_What you are asked to do_
Copy the data below verbatim, beginning with its first line and continuing through the line that contains "point: [158, 372, 164, 377]", both included.
────────────────────
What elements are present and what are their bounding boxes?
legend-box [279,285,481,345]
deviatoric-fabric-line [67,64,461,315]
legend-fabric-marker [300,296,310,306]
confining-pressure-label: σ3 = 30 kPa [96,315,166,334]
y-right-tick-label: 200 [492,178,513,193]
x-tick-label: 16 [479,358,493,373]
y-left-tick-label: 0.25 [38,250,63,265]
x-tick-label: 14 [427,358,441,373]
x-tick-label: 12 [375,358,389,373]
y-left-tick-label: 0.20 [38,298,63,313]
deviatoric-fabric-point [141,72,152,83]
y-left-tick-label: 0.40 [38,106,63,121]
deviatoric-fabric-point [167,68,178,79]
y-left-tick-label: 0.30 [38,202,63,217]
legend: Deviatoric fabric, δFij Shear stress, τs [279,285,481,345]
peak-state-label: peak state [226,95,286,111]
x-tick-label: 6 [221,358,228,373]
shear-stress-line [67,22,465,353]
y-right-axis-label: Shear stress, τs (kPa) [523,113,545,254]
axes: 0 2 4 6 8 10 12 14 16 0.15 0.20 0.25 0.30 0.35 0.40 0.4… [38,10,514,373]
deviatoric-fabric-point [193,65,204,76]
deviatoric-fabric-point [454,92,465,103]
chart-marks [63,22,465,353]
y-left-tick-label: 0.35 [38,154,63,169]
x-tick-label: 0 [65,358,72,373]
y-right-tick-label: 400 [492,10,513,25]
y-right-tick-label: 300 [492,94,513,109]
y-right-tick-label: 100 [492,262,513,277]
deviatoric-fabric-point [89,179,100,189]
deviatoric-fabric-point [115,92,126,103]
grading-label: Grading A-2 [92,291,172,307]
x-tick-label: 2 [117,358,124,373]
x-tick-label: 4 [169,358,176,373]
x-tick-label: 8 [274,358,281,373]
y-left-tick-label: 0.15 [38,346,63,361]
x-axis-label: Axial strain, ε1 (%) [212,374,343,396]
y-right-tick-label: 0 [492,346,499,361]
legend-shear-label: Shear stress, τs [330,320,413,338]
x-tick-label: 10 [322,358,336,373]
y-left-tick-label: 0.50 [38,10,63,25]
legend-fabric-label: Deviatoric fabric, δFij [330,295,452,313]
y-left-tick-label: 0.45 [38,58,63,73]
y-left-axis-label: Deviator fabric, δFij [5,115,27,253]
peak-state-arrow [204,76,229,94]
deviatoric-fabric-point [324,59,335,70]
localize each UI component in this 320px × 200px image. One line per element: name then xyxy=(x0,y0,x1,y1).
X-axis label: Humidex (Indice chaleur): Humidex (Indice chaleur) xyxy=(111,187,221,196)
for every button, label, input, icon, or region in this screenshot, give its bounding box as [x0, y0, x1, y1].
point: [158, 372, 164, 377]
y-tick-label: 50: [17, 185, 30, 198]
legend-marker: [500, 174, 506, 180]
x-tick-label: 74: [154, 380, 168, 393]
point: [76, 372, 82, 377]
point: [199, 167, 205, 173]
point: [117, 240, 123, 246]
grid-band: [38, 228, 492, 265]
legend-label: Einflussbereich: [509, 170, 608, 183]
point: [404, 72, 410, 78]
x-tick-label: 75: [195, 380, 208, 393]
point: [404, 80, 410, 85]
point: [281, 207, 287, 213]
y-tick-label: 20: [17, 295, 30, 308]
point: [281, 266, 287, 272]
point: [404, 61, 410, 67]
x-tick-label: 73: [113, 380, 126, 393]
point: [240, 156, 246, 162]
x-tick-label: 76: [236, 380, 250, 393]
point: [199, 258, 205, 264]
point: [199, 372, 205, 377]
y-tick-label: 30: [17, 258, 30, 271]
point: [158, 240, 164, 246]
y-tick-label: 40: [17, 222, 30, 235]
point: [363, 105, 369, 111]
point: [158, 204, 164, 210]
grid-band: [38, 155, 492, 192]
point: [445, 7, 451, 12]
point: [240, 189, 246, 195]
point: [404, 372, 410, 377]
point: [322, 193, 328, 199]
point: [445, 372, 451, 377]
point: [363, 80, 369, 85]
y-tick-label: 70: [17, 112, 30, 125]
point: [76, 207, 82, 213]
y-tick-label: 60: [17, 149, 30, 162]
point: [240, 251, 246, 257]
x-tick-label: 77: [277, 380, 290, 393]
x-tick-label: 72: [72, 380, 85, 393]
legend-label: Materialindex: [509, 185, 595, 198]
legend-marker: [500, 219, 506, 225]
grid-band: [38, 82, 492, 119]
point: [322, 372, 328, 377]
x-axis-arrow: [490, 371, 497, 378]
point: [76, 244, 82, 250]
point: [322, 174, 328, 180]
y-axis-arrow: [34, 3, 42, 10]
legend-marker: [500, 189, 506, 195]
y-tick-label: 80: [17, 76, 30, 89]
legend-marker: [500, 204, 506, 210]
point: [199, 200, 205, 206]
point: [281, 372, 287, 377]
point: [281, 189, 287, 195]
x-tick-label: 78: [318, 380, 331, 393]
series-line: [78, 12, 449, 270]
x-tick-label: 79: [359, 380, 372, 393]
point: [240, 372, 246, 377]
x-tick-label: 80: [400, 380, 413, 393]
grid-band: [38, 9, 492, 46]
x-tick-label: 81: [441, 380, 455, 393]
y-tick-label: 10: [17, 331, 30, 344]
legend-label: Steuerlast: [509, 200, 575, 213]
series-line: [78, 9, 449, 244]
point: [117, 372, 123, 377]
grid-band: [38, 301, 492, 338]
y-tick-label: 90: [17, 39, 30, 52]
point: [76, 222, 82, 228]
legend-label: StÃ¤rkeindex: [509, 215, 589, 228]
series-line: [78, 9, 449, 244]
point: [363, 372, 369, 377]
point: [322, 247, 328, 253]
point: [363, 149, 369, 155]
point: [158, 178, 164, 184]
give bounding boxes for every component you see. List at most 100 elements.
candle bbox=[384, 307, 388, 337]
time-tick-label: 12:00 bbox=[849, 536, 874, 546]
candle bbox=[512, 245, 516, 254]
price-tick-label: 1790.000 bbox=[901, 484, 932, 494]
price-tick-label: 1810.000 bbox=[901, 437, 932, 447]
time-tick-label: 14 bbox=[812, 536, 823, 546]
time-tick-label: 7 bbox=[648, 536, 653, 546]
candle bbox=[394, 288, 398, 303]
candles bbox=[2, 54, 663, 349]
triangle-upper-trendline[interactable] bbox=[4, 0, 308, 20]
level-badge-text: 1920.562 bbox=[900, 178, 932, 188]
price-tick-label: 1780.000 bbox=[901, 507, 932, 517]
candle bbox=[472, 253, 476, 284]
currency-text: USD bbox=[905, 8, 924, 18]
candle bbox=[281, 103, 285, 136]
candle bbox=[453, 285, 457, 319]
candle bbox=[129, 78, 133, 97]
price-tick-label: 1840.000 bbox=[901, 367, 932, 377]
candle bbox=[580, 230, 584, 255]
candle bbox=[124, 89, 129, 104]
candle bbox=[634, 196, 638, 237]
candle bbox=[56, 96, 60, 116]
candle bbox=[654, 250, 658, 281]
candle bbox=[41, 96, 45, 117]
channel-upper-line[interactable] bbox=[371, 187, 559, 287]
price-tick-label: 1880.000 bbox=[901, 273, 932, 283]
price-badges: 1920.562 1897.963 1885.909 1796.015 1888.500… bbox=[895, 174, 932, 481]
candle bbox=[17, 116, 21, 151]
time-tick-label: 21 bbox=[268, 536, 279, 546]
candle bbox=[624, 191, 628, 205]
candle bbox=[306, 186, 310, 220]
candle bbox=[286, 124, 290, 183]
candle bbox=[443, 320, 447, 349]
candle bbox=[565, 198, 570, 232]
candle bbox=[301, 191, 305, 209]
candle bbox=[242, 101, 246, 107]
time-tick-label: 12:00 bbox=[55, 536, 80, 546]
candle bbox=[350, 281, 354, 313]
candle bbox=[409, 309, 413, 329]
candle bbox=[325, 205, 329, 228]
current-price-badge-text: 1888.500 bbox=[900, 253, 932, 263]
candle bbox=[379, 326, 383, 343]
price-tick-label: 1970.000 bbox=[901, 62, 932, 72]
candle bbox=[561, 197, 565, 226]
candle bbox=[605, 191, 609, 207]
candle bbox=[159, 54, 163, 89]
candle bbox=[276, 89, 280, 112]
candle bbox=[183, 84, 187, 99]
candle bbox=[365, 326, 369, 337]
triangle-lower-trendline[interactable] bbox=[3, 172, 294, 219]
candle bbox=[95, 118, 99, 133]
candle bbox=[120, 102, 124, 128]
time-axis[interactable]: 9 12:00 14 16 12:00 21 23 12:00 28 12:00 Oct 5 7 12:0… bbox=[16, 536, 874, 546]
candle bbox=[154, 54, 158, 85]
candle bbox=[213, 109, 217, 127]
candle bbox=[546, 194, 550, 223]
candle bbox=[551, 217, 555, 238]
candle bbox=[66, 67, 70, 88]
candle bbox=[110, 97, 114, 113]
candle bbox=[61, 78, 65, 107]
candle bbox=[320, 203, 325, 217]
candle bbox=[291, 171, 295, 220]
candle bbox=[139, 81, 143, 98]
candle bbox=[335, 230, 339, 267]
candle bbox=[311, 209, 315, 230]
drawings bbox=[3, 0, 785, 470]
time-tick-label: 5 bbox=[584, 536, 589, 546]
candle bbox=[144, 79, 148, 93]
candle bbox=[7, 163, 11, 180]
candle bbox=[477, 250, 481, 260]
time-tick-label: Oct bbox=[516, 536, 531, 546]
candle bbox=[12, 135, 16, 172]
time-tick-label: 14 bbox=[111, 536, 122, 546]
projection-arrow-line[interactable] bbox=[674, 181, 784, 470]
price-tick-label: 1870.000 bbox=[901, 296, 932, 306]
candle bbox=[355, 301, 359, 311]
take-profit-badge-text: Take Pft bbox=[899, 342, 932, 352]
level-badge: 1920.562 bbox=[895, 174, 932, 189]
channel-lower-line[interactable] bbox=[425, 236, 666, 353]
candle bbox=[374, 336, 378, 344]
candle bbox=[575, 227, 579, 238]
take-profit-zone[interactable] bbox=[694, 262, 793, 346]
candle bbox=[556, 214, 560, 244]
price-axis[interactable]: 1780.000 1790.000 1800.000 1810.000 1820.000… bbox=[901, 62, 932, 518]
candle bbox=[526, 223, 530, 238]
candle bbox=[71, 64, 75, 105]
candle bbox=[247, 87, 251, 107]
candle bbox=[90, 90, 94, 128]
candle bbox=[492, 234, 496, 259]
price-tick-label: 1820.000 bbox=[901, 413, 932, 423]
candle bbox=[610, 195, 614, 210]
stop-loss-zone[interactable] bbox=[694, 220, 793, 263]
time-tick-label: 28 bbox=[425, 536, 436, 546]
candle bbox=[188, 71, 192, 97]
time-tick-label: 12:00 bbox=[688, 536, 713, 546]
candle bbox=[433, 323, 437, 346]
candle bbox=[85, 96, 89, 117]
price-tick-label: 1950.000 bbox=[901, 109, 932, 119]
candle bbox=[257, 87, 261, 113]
────────────────────
_Response below_
What elements are present and what are their bounding boxes?
legend-box [279,285,481,345]
deviatoric-fabric-line [67,64,461,315]
legend-fabric-marker [300,296,310,306]
confining-pressure-label: σ3 = 30 kPa [96,315,166,334]
y-right-tick-label: 200 [492,178,513,193]
x-tick-label: 16 [479,358,493,373]
y-left-tick-label: 0.25 [38,250,63,265]
x-tick-label: 14 [427,358,441,373]
x-tick-label: 12 [375,358,389,373]
y-left-tick-label: 0.20 [38,298,63,313]
deviatoric-fabric-point [141,72,152,83]
y-left-tick-label: 0.40 [38,106,63,121]
deviatoric-fabric-point [167,68,178,79]
y-left-tick-label: 0.30 [38,202,63,217]
legend: Deviatoric fabric, δFij Shear stress, τs [279,285,481,345]
peak-state-label: peak state [226,95,286,111]
x-tick-label: 6 [221,358,228,373]
shear-stress-line [67,22,465,353]
y-right-axis-label: Shear stress, τs (kPa) [523,113,545,254]
axes: 0 2 4 6 8 10 12 14 16 0.15 0.20 0.25 0.30 0.35 0.40 0.4… [38,10,514,373]
deviatoric-fabric-point [193,65,204,76]
deviatoric-fabric-point [454,92,465,103]
chart-marks [63,22,465,353]
y-left-tick-label: 0.35 [38,154,63,169]
x-tick-label: 0 [65,358,72,373]
y-right-tick-label: 400 [492,10,513,25]
y-right-tick-label: 300 [492,94,513,109]
y-right-tick-label: 100 [492,262,513,277]
deviatoric-fabric-point [89,179,100,189]
deviatoric-fabric-point [115,92,126,103]
grading-label: Grading A-2 [92,291,172,307]
x-tick-label: 2 [117,358,124,373]
x-tick-label: 4 [169,358,176,373]
x-tick-label: 8 [274,358,281,373]
y-left-tick-label: 0.15 [38,346,63,361]
x-axis-label: Axial strain, ε1 (%) [212,374,343,396]
y-right-tick-label: 0 [492,346,499,361]
legend-shear-label: Shear stress, τs [330,320,413,338]
x-tick-label: 10 [322,358,336,373]
y-left-tick-label: 0.50 [38,10,63,25]
legend-fabric-label: Deviatoric fabric, δFij [330,295,452,313]
y-left-tick-label: 0.45 [38,58,63,73]
y-left-axis-label: Deviator fabric, δFij [5,115,27,253]
peak-state-arrow [204,76,229,94]
deviatoric-fabric-point [324,59,335,70]
localize each UI component in this 320px × 200px image. One line per element: name then xyxy=(x0,y0,x1,y1).
X-axis label: Humidex (Indice chaleur): Humidex (Indice chaleur) xyxy=(111,187,221,196)
for every button, label, input, icon, or region in this screenshot, give its bounding box as [x0, y0, x1, y1].
point: [158, 372, 164, 377]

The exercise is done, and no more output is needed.